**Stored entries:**
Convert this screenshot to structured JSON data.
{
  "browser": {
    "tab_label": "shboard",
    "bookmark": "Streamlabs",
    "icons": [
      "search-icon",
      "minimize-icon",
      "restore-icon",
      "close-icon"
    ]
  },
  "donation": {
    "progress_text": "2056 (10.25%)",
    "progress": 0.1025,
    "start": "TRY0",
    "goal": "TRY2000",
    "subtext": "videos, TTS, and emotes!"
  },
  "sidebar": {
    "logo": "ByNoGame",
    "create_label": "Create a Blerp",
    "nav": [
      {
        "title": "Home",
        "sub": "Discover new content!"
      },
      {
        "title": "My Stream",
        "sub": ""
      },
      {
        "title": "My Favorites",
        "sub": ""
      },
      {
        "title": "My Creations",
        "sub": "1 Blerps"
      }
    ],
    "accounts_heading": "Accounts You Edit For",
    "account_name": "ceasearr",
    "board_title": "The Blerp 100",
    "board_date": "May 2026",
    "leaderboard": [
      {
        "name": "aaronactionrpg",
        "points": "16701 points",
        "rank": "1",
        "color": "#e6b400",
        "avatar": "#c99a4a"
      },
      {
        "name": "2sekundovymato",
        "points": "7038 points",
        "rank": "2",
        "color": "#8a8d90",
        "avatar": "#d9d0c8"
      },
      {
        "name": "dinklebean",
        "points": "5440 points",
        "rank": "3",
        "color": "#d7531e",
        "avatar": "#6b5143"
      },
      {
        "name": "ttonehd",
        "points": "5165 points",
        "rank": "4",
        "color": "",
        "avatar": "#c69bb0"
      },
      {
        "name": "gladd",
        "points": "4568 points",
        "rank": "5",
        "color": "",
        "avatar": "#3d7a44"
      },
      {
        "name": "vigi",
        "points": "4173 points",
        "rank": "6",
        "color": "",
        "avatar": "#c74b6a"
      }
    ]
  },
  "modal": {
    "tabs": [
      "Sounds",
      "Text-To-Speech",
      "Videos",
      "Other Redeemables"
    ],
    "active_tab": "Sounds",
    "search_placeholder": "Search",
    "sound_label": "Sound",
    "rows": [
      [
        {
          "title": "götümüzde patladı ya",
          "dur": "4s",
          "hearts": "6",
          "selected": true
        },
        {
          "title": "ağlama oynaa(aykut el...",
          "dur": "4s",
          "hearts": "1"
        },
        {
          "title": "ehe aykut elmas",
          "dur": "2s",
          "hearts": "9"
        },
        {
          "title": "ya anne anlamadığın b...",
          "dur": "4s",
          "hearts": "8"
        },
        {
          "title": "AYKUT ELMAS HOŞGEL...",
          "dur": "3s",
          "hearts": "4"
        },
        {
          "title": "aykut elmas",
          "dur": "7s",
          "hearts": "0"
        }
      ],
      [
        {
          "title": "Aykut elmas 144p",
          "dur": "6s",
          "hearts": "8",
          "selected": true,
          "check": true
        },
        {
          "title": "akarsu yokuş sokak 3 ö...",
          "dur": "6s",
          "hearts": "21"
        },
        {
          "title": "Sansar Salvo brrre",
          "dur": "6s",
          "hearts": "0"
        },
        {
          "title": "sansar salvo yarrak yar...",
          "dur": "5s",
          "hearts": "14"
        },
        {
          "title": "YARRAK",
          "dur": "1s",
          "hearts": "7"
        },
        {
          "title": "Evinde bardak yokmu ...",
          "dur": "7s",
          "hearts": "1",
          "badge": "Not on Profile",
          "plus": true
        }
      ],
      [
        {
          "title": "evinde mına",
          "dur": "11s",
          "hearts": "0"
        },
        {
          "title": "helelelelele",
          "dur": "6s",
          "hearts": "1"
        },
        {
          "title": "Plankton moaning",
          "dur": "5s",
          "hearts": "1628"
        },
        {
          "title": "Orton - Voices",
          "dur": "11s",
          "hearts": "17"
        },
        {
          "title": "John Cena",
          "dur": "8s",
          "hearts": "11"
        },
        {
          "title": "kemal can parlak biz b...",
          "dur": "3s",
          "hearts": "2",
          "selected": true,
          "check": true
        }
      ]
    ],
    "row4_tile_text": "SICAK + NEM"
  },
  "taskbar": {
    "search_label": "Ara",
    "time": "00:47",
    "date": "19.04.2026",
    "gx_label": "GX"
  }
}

**TASK REQUIREMENTS:**
Return from the data every line that holds "rank".

**EXERCISE ANSWER:**
        "rank": "1",
        "rank": "2",
        "rank": "3",
        "rank": "4",
        "rank": "5",
        "rank": "6",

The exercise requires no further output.